> Provided entries:
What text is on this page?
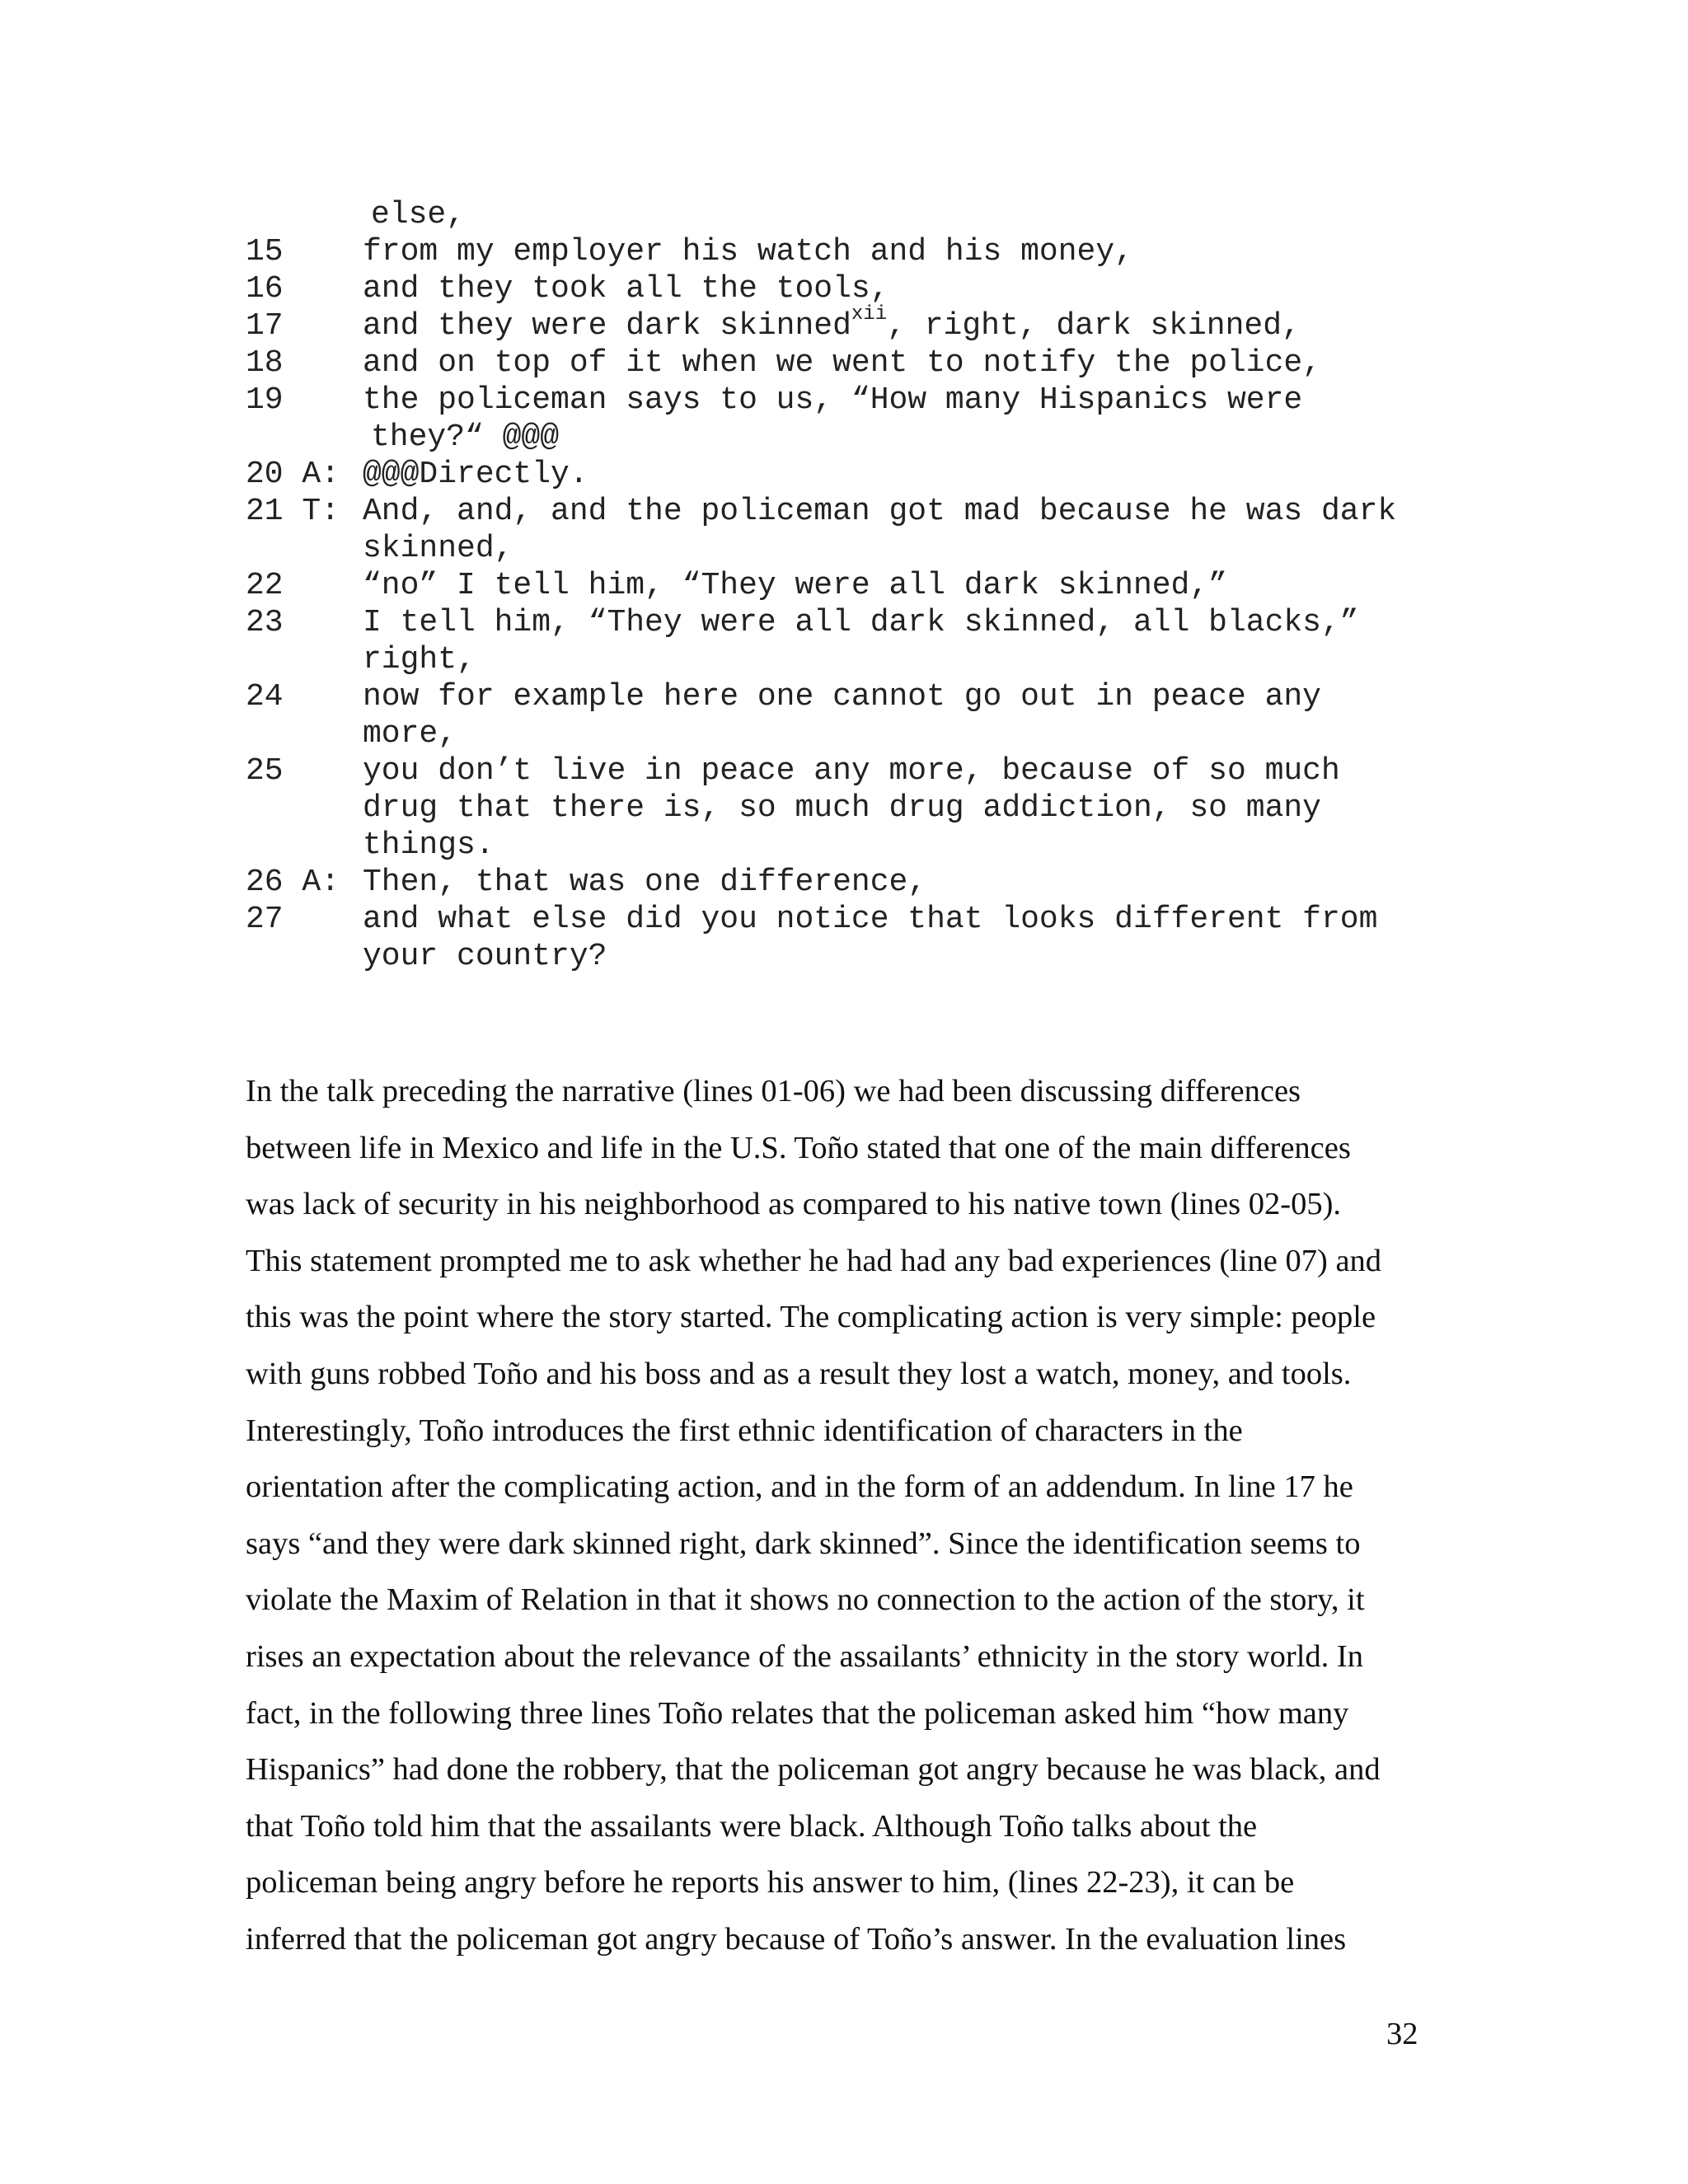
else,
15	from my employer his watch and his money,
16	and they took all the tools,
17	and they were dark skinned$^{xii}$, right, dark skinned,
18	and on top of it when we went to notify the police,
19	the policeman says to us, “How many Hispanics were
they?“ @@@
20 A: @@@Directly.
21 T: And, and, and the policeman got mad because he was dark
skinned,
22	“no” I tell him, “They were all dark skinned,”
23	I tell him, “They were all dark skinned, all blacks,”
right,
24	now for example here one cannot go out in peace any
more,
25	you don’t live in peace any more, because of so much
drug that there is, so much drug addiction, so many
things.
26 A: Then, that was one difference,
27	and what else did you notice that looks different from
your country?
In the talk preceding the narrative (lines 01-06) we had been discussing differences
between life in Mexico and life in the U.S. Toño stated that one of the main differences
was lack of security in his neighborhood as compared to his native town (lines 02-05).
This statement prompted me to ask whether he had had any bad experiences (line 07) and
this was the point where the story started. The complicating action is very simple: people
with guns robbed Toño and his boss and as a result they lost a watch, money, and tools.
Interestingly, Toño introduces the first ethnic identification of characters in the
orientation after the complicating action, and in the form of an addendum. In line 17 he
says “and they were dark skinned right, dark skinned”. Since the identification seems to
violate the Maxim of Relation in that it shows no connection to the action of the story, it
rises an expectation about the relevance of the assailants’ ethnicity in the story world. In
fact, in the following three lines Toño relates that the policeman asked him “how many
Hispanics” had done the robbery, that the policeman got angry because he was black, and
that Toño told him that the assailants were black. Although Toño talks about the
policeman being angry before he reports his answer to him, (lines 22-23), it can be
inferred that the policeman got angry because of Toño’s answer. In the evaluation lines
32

> What is required: Repeat each entry exactly. Pictures do not belong in the copy.

> Solution to this task:
What text is on this page?
else,
15	from my employer his watch and his money,
16	and they took all the tools,
17	and they were dark skinned$^{xii}$, right, dark skinned,
18	and on top of it when we went to notify the police,
19	the policeman says to us, “How many Hispanics were
they?“ @@@
20 A: @@@Directly.
21 T: And, and, and the policeman got mad because he was dark
skinned,
22	“no” I tell him, “They were all dark skinned,”
23	I tell him, “They were all dark skinned, all blacks,”
right,
24	now for example here one cannot go out in peace any
more,
25	you don’t live in peace any more, because of so much
drug that there is, so much drug addiction, so many
things.
26 A: Then, that was one difference,
27	and what else did you notice that looks different from
your country?
In the talk preceding the narrative (lines 01-06) we had been discussing differences
between life in Mexico and life in the U.S. Toño stated that one of the main differences
was lack of security in his neighborhood as compared to his native town (lines 02-05).
This statement prompted me to ask whether he had had any bad experiences (line 07) and
this was the point where the story started. The complicating action is very simple: people
with guns robbed Toño and his boss and as a result they lost a watch, money, and tools.
Interestingly, Toño introduces the first ethnic identification of characters in the
orientation after the complicating action, and in the form of an addendum. In line 17 he
says “and they were dark skinned right, dark skinned”. Since the identification seems to
violate the Maxim of Relation in that it shows no connection to the action of the story, it
rises an expectation about the relevance of the assailants’ ethnicity in the story world. In
fact, in the following three lines Toño relates that the policeman asked him “how many
Hispanics” had done the robbery, that the policeman got angry because he was black, and
that Toño told him that the assailants were black. Although Toño talks about the
policeman being angry before he reports his answer to him, (lines 22-23), it can be
inferred that the policeman got angry because of Toño’s answer. In the evaluation lines
32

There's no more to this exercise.